Dataset items

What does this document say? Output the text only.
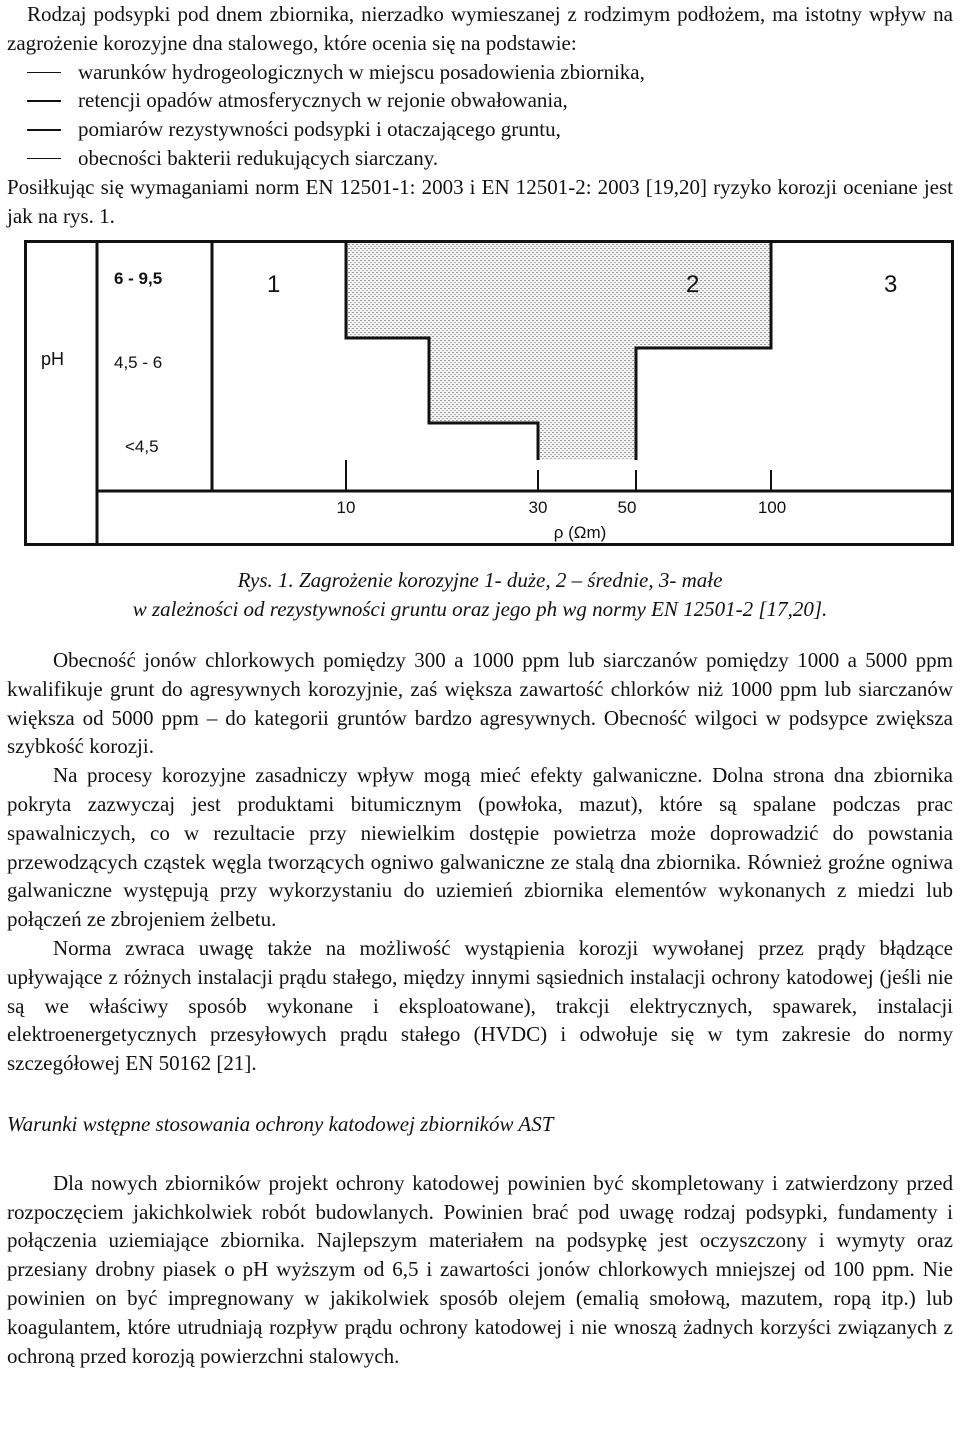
Rodzaj podsypki pod dnem zbiornika, nierzadko wymieszanej z rodzimym podłożem, ma istotny wpływ na zagrożenie korozyjne dna stalowego, które ocenia się na podstawie:

warunków hydrogeologicznych w miejscu posadowienia zbiornika,
retencji opadów atmosferycznych w rejonie obwałowania,
pomiarów rezystywności podsypki i otaczającego gruntu,
obecności bakterii redukujących siarczany.

Posiłkując się wymaganiami norm EN 12501-1: 2003 i EN 12501-2: 2003 [19,20] ryzyko korozji oceniane jest jak na rys. 1.

pH
6 - 9,5
4,5 - 6
<4,5
1	2	3
10	30	50	100
ρ (Ωm)
Rys. 1. Zagrożenie korozyjne 1- duże, 2 – średnie, 3- małe
w zależności od rezystywności gruntu oraz jego ph wg normy EN 12501-2 [17,20].

Obecność jonów chlorkowych pomiędzy 300 a 1000 ppm lub siarczanów pomiędzy 1000 a 5000 ppm kwalifikuje grunt do agresywnych korozyjnie, zaś większa zawartość chlorków niż 1000 ppm lub siarczanów większa od 5000 ppm – do kategorii gruntów bardzo agresywnych. Obecność wilgoci w podsypce zwiększa szybkość korozji.

Na procesy korozyjne zasadniczy wpływ mogą mieć efekty galwaniczne. Dolna strona dna zbiornika pokryta zazwyczaj jest produktami bitumicznym (powłoka, mazut), które są spalane podczas prac spawalniczych, co w rezultacie przy niewielkim dostępie powietrza może doprowadzić do powstania przewodzących cząstek węgla tworzących ogniwo galwaniczne ze stalą dna zbiornika. Również groźne ogniwa galwaniczne występują przy wykorzystaniu do uziemień zbiornika elementów wykonanych z miedzi lub połączeń ze zbrojeniem żelbetu.

Norma zwraca uwagę także na możliwość wystąpienia korozji wywołanej przez prądy błądzące upływające z różnych instalacji prądu stałego, między innymi sąsiednich instalacji ochrony katodowej (jeśli nie są we właściwy sposób wykonane i eksploatowane), trakcji elektrycznych, spawarek, instalacji elektroenergetycznych przesyłowych prądu stałego (HVDC) i odwołuje się w tym zakresie do normy szczegółowej EN 50162 [21].

Warunki wstępne stosowania ochrony katodowej zbiorników AST

Dla nowych zbiorników projekt ochrony katodowej powinien być skompletowany i zatwierdzony przed rozpoczęciem jakichkolwiek robót budowlanych. Powinien brać pod uwagę rodzaj podsypki, fundamenty i połączenia uziemiające zbiornika. Najlepszym materiałem na podsypkę jest oczyszczony i wymyty oraz przesiany drobny piasek o pH wyższym od 6,5 i zawartości jonów chlorkowych mniejszej od 100 ppm. Nie powinien on być impregnowany w jakikolwiek sposób olejem (emalią smołową, mazutem, ropą itp.) lub koagulantem, które utrudniają rozpływ prądu ochrony katodowej i nie wnoszą żadnych korzyści związanych z ochroną przed korozją powierzchni stalowych.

*EXERCISE:*
Which lines include "normy"? Copy each of them out.

*WORKED ANSWER:*
w zależności od rezystywności gruntu oraz jego ph wg normy EN 12501-2 [17,20].
Norma zwraca uwagę także na możliwość wystąpienia korozji wywołanej przez prądy błądzące upływające z różnych instalacji prądu stałego, między innymi sąsiednich instalacji ochrony katodowej (jeśli nie są we właściwy sposób wykonane i eksploatowane), trakcji elektrycznych, spawarek, instalacji elektroenergetycznych przesyłowych prądu stałego (HVDC) i odwołuje się w tym zakresie do normy szczegółowej EN 50162 [21].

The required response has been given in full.